Set exercise
Report the number of lines in the entries below that include the word "avertizare", and nothing else.

Listed entries
----------
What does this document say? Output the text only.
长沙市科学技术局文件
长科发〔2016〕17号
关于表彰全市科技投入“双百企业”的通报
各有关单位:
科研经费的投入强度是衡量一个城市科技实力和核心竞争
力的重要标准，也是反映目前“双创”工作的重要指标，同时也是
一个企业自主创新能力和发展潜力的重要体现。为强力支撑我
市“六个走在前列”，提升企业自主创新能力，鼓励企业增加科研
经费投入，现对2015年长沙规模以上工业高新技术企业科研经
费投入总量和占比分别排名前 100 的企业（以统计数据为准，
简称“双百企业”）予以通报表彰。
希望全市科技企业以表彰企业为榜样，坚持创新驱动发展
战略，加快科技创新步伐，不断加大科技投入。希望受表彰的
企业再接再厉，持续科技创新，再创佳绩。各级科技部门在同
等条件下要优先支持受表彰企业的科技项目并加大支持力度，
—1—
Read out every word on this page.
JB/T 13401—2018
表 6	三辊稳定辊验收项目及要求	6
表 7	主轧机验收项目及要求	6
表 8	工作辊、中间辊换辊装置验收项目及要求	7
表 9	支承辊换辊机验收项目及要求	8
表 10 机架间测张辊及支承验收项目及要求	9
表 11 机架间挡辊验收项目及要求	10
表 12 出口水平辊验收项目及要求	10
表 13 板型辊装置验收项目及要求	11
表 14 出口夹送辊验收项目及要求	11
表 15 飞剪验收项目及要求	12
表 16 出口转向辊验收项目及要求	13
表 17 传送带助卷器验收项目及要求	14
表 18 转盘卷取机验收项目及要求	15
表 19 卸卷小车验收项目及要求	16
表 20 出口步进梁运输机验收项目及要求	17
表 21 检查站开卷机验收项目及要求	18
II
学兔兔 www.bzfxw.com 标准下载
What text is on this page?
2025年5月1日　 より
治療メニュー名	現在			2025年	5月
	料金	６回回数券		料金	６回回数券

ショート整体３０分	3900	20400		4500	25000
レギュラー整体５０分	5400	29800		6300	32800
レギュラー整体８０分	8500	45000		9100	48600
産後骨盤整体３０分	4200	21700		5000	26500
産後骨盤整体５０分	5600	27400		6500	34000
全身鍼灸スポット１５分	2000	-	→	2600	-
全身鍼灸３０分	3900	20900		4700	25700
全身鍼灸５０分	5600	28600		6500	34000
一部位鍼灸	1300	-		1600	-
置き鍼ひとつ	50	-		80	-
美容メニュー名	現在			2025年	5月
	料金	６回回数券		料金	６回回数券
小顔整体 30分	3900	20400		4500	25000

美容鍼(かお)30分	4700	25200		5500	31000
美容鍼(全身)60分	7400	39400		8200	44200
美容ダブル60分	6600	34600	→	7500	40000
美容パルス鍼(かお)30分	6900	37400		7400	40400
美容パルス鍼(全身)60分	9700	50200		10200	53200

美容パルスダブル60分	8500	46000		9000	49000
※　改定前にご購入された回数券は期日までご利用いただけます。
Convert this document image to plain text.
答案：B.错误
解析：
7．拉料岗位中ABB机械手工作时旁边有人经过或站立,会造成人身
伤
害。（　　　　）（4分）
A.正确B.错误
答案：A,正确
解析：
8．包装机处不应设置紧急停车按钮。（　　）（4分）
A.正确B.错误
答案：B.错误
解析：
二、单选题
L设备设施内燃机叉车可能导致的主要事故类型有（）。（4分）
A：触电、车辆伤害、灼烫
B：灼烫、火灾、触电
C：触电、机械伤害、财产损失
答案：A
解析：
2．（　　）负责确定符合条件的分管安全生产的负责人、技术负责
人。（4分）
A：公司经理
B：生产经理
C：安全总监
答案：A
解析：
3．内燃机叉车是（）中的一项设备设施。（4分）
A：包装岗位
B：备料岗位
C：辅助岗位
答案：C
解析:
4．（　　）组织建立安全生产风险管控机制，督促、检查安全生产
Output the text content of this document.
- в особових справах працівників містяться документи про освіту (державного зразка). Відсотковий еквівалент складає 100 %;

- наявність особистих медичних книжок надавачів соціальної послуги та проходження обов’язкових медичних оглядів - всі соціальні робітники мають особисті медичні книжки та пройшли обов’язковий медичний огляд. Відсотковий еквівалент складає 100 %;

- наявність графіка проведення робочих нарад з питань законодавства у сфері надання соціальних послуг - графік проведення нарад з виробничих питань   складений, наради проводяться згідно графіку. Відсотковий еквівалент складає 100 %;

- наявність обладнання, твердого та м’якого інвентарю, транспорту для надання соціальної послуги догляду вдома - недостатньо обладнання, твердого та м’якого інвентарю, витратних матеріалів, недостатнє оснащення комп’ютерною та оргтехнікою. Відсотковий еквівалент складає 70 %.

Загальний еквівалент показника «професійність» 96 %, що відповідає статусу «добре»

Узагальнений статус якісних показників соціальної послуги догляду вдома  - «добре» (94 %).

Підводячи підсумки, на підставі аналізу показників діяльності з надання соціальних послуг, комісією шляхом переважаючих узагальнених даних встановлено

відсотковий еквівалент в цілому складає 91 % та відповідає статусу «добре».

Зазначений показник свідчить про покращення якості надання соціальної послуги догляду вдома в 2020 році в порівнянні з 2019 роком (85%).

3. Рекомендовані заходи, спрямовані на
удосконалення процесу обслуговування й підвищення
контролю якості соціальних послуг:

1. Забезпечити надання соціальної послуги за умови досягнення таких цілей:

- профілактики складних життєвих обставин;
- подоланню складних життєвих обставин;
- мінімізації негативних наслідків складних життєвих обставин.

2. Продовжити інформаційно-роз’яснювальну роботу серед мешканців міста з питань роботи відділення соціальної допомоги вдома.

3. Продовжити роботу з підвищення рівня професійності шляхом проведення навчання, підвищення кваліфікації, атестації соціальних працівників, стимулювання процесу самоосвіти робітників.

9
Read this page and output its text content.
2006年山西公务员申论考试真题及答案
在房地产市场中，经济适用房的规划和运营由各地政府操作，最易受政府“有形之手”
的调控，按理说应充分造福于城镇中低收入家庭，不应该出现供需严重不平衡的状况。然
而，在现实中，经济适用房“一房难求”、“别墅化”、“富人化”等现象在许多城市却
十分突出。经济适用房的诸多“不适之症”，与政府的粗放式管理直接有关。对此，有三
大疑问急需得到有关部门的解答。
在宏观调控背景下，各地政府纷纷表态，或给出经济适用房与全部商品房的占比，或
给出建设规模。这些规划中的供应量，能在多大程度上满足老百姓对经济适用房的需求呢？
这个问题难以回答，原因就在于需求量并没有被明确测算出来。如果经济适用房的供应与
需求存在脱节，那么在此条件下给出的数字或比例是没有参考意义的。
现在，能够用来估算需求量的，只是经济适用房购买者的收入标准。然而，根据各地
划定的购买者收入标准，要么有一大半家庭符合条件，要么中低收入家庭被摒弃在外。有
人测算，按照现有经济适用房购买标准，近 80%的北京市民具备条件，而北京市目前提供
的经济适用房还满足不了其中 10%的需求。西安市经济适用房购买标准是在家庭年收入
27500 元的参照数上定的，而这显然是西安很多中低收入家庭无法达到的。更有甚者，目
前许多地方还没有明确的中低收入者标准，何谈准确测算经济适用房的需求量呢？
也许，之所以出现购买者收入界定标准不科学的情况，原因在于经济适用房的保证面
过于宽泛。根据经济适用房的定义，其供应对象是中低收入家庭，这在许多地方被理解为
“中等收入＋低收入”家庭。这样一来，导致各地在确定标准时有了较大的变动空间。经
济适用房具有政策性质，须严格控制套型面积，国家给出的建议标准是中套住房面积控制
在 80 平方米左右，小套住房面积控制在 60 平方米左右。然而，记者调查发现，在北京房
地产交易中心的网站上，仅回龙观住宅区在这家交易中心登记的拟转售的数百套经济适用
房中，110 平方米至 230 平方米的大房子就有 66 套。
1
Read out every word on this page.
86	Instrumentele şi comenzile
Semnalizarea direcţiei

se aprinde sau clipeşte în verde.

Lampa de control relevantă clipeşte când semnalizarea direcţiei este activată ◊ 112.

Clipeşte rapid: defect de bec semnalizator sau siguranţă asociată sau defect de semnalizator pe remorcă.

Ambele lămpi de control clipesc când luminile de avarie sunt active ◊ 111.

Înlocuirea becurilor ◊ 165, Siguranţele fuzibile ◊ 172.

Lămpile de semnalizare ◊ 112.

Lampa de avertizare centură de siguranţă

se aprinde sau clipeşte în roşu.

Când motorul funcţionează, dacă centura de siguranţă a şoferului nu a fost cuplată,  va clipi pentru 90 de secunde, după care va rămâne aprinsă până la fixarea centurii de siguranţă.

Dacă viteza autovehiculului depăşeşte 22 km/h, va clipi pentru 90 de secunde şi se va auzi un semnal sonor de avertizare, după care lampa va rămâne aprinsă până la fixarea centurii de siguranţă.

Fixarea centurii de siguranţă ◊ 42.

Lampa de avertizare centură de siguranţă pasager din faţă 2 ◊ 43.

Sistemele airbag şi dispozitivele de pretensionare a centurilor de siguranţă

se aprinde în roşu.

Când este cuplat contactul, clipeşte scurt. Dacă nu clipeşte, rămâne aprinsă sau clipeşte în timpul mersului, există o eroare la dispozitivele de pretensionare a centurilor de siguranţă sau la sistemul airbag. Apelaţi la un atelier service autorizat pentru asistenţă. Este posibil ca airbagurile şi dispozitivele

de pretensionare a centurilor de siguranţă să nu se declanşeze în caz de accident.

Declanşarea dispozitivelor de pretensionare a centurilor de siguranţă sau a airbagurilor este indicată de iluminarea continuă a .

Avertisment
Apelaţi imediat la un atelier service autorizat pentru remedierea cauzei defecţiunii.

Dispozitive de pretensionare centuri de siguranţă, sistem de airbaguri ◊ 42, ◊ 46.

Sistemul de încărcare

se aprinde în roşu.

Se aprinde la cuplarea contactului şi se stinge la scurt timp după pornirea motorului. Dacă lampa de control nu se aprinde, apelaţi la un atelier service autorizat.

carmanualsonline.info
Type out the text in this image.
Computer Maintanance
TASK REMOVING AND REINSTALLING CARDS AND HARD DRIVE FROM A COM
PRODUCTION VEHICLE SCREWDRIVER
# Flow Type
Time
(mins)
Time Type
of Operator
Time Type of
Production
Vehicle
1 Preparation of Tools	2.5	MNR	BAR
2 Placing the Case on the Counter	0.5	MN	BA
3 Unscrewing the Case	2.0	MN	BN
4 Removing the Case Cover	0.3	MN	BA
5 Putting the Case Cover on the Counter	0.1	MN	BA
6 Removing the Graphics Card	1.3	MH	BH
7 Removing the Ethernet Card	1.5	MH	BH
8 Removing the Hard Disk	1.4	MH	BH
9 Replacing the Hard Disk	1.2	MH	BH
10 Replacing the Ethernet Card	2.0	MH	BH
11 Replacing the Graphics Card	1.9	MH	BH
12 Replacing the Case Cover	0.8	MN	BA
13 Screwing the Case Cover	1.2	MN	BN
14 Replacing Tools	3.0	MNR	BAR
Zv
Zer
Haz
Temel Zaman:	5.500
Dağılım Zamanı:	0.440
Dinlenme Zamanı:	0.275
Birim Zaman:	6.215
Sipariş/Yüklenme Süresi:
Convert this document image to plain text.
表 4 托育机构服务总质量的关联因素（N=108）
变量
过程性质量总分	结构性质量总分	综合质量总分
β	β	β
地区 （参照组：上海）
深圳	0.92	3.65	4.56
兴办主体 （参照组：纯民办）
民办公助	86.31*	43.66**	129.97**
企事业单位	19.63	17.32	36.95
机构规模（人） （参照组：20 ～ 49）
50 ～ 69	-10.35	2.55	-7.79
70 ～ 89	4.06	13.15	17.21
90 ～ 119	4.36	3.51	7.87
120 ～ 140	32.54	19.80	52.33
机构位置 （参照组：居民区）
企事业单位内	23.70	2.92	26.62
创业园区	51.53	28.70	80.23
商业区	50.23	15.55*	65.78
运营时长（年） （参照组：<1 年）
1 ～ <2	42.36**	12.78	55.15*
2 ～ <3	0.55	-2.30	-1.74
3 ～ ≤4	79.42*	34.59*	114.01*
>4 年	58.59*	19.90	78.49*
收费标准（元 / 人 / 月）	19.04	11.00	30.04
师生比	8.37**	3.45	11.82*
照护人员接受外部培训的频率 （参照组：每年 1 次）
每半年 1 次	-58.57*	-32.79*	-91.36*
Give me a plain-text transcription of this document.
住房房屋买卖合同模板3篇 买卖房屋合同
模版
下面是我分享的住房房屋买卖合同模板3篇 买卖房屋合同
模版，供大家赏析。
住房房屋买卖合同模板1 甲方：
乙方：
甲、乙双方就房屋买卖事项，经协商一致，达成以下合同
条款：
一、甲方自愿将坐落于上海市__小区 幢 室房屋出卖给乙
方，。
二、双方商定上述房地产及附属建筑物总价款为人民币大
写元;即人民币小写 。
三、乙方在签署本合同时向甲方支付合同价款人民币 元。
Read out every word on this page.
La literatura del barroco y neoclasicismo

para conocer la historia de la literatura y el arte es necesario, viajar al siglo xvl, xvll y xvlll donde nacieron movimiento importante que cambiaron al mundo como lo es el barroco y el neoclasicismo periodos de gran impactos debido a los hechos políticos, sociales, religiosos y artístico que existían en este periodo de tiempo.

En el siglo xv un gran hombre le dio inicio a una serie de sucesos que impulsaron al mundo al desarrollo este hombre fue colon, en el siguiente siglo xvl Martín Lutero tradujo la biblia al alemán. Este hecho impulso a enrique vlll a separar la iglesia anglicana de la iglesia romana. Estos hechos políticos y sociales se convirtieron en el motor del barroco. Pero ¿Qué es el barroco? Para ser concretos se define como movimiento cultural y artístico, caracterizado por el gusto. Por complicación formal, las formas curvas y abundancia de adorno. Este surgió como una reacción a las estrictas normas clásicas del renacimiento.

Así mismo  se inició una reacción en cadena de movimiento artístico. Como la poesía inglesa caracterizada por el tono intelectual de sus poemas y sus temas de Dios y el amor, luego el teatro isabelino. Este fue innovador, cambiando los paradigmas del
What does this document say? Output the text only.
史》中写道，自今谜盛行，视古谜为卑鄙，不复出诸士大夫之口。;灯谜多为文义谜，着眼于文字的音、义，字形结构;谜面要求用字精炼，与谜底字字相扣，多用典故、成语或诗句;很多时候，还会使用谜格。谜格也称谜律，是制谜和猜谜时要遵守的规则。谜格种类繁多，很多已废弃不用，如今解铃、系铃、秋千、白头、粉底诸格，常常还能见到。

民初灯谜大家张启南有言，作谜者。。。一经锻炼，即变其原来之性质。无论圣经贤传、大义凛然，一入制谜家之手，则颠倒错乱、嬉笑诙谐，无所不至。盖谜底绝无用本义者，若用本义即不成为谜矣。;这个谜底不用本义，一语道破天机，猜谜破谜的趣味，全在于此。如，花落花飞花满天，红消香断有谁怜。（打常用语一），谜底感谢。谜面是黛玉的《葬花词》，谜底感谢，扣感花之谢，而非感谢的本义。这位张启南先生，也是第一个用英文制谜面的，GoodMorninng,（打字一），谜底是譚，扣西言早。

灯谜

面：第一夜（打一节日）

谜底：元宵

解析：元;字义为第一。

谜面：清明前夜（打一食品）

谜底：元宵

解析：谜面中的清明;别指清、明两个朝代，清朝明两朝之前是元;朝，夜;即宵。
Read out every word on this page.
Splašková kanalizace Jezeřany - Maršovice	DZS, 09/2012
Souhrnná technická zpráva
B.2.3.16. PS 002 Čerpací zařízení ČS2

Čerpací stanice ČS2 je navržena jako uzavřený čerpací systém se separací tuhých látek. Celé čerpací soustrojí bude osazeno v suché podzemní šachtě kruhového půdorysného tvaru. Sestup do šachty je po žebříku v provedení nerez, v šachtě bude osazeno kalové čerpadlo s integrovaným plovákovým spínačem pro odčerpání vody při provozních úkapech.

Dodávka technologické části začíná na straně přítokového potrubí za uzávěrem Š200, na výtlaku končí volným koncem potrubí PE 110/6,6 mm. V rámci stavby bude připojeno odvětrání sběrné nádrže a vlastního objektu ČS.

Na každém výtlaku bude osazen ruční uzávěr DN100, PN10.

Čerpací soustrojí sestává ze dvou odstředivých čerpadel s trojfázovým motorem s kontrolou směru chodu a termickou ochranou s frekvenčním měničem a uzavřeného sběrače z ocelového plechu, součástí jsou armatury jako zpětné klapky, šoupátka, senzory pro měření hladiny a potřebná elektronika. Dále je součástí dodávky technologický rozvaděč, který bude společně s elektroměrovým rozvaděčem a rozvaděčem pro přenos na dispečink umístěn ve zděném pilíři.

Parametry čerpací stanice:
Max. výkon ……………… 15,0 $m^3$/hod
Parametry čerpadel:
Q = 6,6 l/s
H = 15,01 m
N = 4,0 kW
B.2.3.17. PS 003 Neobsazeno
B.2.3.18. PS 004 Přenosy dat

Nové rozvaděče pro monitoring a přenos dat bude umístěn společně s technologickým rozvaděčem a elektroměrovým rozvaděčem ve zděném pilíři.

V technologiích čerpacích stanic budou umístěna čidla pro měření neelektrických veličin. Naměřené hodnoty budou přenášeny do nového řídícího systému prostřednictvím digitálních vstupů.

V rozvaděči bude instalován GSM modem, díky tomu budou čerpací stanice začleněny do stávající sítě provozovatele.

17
----------
Full response
3